PROBLEM REQUIREMENTS: Select each line where the word "name" appears.

(Extracted data entries)
+---+

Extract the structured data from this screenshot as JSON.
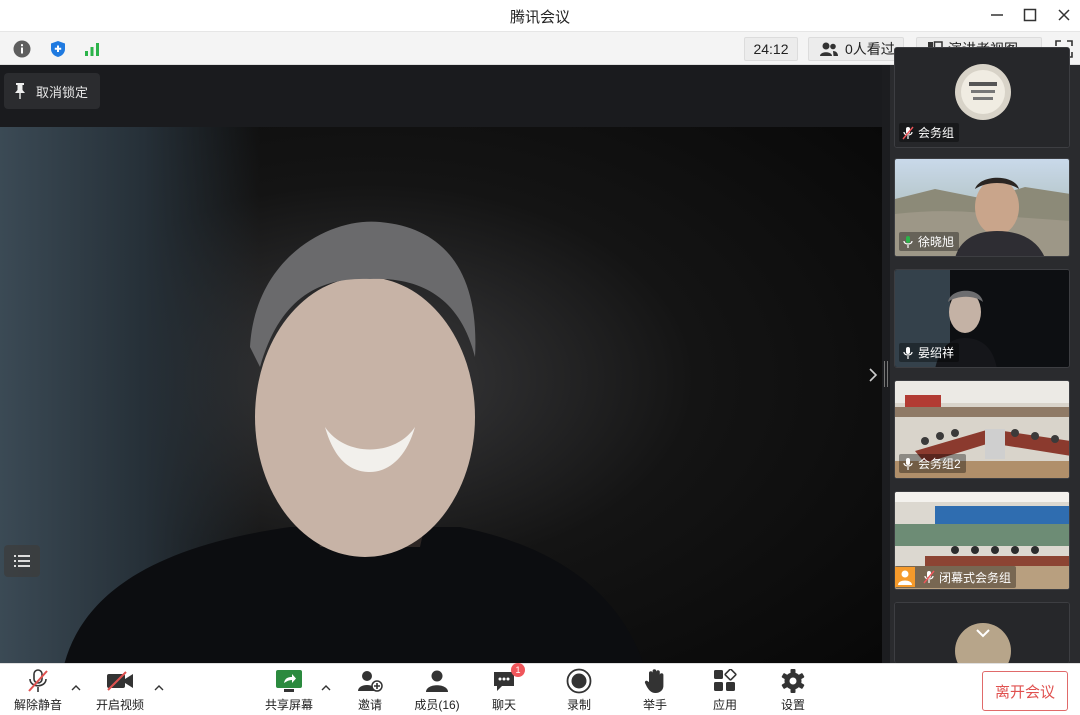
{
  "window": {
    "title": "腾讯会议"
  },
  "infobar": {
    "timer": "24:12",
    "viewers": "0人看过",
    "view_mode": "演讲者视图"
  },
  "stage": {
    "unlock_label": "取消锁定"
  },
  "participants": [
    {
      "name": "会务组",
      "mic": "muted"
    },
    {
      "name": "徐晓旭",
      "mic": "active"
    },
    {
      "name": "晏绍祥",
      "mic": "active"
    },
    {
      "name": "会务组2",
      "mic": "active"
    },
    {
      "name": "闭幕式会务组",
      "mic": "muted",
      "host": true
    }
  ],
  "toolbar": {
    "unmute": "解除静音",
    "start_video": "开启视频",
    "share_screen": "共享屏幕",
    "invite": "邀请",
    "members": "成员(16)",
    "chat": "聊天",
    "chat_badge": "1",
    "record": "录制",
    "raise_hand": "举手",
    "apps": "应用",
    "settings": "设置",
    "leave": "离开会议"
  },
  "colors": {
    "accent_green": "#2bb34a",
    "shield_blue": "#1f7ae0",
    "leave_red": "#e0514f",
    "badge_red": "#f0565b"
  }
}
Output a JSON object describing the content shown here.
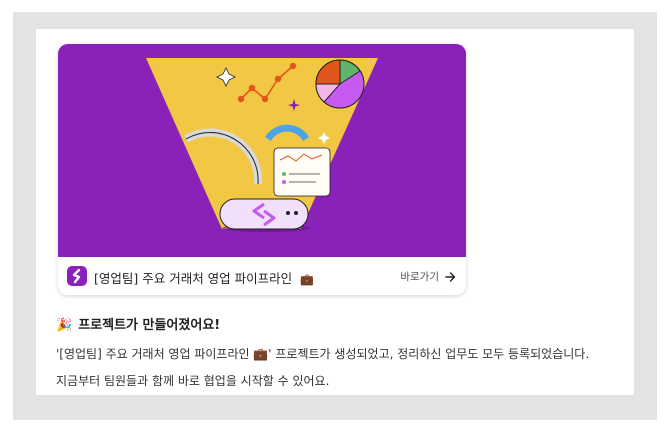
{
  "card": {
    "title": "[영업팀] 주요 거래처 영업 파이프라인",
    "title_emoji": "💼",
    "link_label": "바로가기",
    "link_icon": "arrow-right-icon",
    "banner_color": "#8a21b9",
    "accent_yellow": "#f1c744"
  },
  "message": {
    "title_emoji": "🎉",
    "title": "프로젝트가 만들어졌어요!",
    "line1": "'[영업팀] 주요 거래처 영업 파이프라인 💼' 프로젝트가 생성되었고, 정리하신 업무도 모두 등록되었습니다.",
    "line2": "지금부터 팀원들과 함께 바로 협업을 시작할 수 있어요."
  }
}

+---+

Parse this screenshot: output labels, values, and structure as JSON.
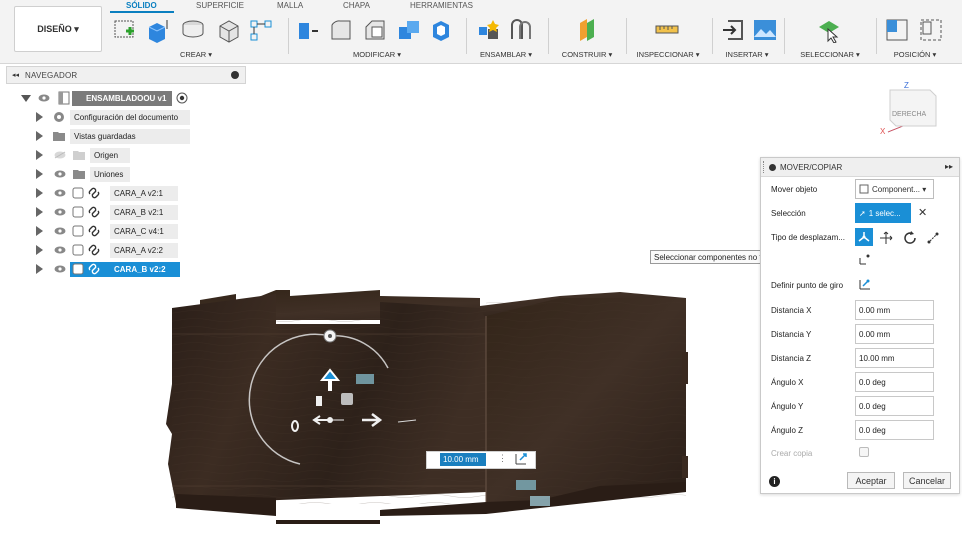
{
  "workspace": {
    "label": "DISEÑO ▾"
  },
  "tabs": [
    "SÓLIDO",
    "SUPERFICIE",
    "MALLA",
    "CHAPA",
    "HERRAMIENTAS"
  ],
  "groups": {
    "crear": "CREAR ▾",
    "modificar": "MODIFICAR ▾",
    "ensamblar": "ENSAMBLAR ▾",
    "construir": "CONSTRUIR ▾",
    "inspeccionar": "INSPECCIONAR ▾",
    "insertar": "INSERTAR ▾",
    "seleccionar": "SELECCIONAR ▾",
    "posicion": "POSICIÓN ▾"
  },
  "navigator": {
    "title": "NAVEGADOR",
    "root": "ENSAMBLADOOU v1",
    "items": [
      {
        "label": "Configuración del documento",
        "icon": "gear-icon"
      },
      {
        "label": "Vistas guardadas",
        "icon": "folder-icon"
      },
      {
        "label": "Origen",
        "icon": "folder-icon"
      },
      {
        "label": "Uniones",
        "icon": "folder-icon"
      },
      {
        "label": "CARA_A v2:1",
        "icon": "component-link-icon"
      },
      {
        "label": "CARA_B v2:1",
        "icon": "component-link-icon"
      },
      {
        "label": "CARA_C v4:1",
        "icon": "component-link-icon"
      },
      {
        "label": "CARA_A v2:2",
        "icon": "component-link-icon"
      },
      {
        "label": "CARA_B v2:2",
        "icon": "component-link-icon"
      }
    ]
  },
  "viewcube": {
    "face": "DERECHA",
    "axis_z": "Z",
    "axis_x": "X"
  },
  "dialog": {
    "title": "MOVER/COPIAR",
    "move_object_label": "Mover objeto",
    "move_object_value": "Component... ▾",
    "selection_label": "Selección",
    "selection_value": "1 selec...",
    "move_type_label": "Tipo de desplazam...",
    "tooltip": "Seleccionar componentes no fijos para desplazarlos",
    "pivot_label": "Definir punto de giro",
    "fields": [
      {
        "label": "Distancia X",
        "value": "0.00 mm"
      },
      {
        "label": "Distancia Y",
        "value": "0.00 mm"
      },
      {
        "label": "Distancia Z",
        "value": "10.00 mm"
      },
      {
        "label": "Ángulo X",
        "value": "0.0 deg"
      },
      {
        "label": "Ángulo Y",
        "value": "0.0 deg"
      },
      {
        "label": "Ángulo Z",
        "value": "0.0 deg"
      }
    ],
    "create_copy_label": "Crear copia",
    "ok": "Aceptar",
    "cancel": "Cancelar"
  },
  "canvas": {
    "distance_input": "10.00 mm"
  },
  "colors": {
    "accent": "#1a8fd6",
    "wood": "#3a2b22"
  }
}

+---+

OUTPUT FOR THIS EXERCISE:
      "name": "会务组",
      "name": "徐晓旭",
      "name": "晏绍祥",
      "name": "会务组2",
      "name": "闭幕式会务组",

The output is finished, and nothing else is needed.